Document page transcript entries
╭──
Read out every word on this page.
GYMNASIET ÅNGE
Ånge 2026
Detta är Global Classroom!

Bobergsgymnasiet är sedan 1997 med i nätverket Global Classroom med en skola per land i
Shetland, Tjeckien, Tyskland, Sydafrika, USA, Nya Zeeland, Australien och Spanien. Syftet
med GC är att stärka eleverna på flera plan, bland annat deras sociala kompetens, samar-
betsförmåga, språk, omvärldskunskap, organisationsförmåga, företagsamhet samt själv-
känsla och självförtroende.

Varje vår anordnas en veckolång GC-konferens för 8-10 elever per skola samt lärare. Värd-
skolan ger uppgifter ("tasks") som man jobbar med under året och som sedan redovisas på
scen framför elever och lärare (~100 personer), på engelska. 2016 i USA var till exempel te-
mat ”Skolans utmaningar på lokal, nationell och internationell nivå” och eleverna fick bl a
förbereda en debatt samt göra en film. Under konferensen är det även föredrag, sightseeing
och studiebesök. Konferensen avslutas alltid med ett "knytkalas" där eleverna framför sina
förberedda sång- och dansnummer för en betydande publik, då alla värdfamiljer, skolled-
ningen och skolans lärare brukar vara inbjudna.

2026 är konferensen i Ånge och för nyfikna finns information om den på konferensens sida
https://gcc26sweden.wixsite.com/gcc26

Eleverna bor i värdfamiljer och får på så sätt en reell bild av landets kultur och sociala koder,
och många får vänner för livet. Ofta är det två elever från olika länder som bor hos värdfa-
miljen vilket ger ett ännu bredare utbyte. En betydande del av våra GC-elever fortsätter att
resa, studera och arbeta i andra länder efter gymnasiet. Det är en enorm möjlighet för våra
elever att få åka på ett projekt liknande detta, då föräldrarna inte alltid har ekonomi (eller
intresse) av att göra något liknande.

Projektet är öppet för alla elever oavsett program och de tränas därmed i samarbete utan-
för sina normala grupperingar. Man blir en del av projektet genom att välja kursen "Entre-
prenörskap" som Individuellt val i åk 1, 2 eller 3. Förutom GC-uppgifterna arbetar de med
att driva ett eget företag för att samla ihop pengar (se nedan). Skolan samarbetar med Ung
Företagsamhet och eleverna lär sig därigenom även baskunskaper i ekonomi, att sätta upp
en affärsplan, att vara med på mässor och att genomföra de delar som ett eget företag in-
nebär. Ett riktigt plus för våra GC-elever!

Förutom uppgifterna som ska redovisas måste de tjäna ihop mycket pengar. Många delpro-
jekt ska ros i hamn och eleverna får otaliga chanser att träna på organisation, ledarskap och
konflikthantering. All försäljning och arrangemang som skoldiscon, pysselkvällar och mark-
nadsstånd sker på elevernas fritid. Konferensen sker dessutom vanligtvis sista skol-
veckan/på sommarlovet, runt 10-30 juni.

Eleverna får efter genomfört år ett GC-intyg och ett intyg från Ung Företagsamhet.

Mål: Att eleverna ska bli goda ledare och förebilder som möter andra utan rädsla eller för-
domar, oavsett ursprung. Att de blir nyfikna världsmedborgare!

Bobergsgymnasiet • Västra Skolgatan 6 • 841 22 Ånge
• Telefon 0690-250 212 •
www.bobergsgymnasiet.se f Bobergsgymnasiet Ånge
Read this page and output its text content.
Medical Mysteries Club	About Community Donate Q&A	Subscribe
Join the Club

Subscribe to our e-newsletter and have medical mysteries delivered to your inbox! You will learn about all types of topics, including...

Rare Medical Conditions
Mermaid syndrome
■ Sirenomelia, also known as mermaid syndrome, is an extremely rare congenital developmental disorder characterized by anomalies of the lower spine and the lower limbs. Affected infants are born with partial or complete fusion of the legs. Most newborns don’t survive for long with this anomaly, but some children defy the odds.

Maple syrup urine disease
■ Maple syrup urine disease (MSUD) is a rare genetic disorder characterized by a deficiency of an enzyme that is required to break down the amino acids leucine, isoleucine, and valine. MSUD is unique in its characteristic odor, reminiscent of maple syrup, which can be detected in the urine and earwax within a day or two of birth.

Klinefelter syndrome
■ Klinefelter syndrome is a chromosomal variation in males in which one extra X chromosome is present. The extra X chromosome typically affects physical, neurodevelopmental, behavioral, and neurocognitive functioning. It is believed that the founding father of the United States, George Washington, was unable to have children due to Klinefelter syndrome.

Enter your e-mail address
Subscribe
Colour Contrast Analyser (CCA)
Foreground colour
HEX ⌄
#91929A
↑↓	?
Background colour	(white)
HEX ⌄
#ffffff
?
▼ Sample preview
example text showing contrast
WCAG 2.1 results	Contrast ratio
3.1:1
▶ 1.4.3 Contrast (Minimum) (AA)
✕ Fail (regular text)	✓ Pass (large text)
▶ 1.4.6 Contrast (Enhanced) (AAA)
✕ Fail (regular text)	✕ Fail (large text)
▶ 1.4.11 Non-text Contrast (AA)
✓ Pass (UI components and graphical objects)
╰──
▶ **WHAT TO PRODUCE**
Without omitting anything, set down all the entries above again.

▶ **EXERCISE SOLUTION**
Read out every word on this page.
GYMNASIET ÅNGE
Ånge 2026
Detta är Global Classroom!

Bobergsgymnasiet är sedan 1997 med i nätverket Global Classroom med en skola per land i
Shetland, Tjeckien, Tyskland, Sydafrika, USA, Nya Zeeland, Australien och Spanien. Syftet
med GC är att stärka eleverna på flera plan, bland annat deras sociala kompetens, samar-
betsförmåga, språk, omvärldskunskap, organisationsförmåga, företagsamhet samt själv-
känsla och självförtroende.

Varje vår anordnas en veckolång GC-konferens för 8-10 elever per skola samt lärare. Värd-
skolan ger uppgifter ("tasks") som man jobbar med under året och som sedan redovisas på
scen framför elever och lärare (~100 personer), på engelska. 2016 i USA var till exempel te-
mat ”Skolans utmaningar på lokal, nationell och internationell nivå” och eleverna fick bl a
förbereda en debatt samt göra en film. Under konferensen är det även föredrag, sightseeing
och studiebesök. Konferensen avslutas alltid med ett "knytkalas" där eleverna framför sina
förberedda sång- och dansnummer för en betydande publik, då alla värdfamiljer, skolled-
ningen och skolans lärare brukar vara inbjudna.

2026 är konferensen i Ånge och för nyfikna finns information om den på konferensens sida
https://gcc26sweden.wixsite.com/gcc26

Eleverna bor i värdfamiljer och får på så sätt en reell bild av landets kultur och sociala koder,
och många får vänner för livet. Ofta är det två elever från olika länder som bor hos värdfa-
miljen vilket ger ett ännu bredare utbyte. En betydande del av våra GC-elever fortsätter att
resa, studera och arbeta i andra länder efter gymnasiet. Det är en enorm möjlighet för våra
elever att få åka på ett projekt liknande detta, då föräldrarna inte alltid har ekonomi (eller
intresse) av att göra något liknande.

Projektet är öppet för alla elever oavsett program och de tränas därmed i samarbete utan-
för sina normala grupperingar. Man blir en del av projektet genom att välja kursen "Entre-
prenörskap" som Individuellt val i åk 1, 2 eller 3. Förutom GC-uppgifterna arbetar de med
att driva ett eget företag för att samla ihop pengar (se nedan). Skolan samarbetar med Ung
Företagsamhet och eleverna lär sig därigenom även baskunskaper i ekonomi, att sätta upp
en affärsplan, att vara med på mässor och att genomföra de delar som ett eget företag in-
nebär. Ett riktigt plus för våra GC-elever!

Förutom uppgifterna som ska redovisas måste de tjäna ihop mycket pengar. Många delpro-
jekt ska ros i hamn och eleverna får otaliga chanser att träna på organisation, ledarskap och
konflikthantering. All försäljning och arrangemang som skoldiscon, pysselkvällar och mark-
nadsstånd sker på elevernas fritid. Konferensen sker dessutom vanligtvis sista skol-
veckan/på sommarlovet, runt 10-30 juni.

Eleverna får efter genomfört år ett GC-intyg och ett intyg från Ung Företagsamhet.

Mål: Att eleverna ska bli goda ledare och förebilder som möter andra utan rädsla eller för-
domar, oavsett ursprung. Att de blir nyfikna världsmedborgare!

Bobergsgymnasiet • Västra Skolgatan 6 • 841 22 Ånge
• Telefon 0690-250 212 •
www.bobergsgymnasiet.se f Bobergsgymnasiet Ånge
Read this page and output its text content.
Medical Mysteries Club	About Community Donate Q&A	Subscribe
Join the Club

Subscribe to our e-newsletter and have medical mysteries delivered to your inbox! You will learn about all types of topics, including...

Rare Medical Conditions
Mermaid syndrome
■ Sirenomelia, also known as mermaid syndrome, is an extremely rare congenital developmental disorder characterized by anomalies of the lower spine and the lower limbs. Affected infants are born with partial or complete fusion of the legs. Most newborns don’t survive for long with this anomaly, but some children defy the odds.

Maple syrup urine disease
■ Maple syrup urine disease (MSUD) is a rare genetic disorder characterized by a deficiency of an enzyme that is required to break down the amino acids leucine, isoleucine, and valine. MSUD is unique in its characteristic odor, reminiscent of maple syrup, which can be detected in the urine and earwax within a day or two of birth.

Klinefelter syndrome
■ Klinefelter syndrome is a chromosomal variation in males in which one extra X chromosome is present. The extra X chromosome typically affects physical, neurodevelopmental, behavioral, and neurocognitive functioning. It is believed that the founding father of the United States, George Washington, was unable to have children due to Klinefelter syndrome.

Enter your e-mail address
Subscribe
Colour Contrast Analyser (CCA)
Foreground colour
HEX ⌄
#91929A
↑↓	?
Background colour	(white)
HEX ⌄
#ffffff
?
▼ Sample preview
example text showing contrast
WCAG 2.1 results	Contrast ratio
3.1:1
▶ 1.4.3 Contrast (Minimum) (AA)
✕ Fail (regular text)	✓ Pass (large text)
▶ 1.4.6 Contrast (Enhanced) (AAA)
✕ Fail (regular text)	✕ Fail (large text)
▶ 1.4.11 Non-text Contrast (AA)
✓ Pass (UI components and graphical objects)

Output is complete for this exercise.